Exercise details: In the records below, tally every line containing "studij". Report only the total.

Information given:
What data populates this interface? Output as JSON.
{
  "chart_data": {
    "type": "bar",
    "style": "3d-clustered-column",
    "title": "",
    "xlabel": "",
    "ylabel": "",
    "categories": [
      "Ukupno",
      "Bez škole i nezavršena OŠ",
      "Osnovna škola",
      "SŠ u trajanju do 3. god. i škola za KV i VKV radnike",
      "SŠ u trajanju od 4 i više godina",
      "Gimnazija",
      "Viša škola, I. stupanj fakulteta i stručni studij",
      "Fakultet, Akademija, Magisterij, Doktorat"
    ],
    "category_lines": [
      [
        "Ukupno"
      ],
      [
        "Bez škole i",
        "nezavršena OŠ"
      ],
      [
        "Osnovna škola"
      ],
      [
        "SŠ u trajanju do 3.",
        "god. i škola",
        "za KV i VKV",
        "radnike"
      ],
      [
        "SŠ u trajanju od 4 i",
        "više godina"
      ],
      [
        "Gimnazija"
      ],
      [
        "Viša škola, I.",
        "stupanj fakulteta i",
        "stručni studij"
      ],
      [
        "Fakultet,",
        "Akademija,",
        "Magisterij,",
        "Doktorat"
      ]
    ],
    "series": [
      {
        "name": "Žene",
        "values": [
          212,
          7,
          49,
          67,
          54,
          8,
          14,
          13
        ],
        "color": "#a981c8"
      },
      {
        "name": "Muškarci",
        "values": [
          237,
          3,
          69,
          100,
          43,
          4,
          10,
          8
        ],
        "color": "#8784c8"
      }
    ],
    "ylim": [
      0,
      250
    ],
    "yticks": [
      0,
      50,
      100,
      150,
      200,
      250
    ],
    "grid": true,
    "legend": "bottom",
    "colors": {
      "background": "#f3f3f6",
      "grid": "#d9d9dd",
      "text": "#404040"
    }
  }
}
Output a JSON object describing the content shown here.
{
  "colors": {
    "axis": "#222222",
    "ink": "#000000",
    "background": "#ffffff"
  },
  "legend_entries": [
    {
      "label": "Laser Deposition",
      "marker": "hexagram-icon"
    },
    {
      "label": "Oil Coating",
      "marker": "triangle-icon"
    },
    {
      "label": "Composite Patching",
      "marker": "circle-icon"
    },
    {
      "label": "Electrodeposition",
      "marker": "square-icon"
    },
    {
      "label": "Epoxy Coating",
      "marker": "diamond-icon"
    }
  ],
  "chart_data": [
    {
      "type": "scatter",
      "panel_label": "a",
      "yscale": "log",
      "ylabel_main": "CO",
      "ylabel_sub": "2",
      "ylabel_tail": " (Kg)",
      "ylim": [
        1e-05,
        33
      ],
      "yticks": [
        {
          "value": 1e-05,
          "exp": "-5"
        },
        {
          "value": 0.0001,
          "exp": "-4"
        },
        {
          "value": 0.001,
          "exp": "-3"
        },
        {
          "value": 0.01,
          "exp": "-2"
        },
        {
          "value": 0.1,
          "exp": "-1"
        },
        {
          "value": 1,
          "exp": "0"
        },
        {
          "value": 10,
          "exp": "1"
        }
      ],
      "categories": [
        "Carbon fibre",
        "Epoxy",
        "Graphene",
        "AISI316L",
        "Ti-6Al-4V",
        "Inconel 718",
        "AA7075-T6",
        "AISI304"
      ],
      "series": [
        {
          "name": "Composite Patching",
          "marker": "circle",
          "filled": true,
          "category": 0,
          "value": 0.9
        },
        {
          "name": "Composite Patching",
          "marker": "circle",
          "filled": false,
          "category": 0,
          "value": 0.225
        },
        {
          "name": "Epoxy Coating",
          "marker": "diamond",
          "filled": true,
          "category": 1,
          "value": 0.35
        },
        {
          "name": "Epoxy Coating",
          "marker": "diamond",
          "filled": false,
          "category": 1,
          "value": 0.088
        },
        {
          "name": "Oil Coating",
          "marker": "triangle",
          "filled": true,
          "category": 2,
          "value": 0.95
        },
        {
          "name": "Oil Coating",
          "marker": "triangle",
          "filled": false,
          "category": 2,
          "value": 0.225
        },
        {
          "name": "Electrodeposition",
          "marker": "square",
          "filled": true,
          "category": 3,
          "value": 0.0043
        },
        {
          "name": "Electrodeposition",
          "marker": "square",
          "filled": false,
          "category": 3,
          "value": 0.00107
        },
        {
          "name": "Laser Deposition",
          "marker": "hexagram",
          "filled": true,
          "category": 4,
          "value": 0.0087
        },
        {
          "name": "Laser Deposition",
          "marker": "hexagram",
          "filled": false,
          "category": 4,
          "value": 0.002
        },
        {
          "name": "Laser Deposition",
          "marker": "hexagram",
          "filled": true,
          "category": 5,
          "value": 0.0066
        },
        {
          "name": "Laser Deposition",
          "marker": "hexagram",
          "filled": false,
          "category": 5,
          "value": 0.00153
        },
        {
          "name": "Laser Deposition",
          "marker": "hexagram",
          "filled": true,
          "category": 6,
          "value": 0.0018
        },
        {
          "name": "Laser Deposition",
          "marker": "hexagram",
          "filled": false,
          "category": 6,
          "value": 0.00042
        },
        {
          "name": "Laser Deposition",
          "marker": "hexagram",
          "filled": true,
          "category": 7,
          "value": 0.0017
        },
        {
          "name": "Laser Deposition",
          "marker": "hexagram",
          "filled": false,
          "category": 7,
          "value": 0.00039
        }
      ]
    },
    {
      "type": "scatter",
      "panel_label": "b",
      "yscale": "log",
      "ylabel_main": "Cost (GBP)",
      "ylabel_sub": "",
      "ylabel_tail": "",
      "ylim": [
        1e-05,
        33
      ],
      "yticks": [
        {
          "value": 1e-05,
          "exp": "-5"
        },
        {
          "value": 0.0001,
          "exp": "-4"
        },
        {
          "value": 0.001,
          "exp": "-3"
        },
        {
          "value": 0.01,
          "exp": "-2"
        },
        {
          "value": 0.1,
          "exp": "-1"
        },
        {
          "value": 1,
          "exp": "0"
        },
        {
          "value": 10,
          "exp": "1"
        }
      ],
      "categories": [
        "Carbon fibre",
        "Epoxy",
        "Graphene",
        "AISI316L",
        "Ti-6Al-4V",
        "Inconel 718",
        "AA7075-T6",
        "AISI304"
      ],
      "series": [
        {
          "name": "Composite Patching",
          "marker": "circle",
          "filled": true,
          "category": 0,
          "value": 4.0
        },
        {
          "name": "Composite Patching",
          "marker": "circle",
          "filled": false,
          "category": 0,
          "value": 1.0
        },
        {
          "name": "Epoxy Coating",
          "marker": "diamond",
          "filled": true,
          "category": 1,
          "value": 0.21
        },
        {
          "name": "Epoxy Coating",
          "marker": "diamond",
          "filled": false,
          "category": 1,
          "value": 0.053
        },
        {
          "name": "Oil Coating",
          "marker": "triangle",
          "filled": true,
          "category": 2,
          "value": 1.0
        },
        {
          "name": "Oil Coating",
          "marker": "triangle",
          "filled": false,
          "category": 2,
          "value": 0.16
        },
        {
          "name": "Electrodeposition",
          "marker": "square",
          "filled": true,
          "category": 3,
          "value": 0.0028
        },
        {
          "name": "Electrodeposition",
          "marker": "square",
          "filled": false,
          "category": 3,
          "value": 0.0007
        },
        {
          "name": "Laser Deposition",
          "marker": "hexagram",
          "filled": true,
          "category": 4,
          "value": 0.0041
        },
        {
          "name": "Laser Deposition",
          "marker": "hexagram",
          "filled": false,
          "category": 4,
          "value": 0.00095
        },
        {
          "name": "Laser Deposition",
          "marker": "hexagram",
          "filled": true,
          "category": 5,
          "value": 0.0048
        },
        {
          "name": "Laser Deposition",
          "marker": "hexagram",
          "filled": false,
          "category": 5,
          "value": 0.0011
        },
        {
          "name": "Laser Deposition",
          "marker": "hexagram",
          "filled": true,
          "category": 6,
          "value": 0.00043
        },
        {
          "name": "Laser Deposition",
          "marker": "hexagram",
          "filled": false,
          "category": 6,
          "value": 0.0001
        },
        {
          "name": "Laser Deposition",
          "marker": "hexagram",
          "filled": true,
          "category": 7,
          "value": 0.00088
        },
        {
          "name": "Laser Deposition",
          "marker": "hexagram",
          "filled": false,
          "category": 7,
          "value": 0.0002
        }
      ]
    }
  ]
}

Problem solution: 2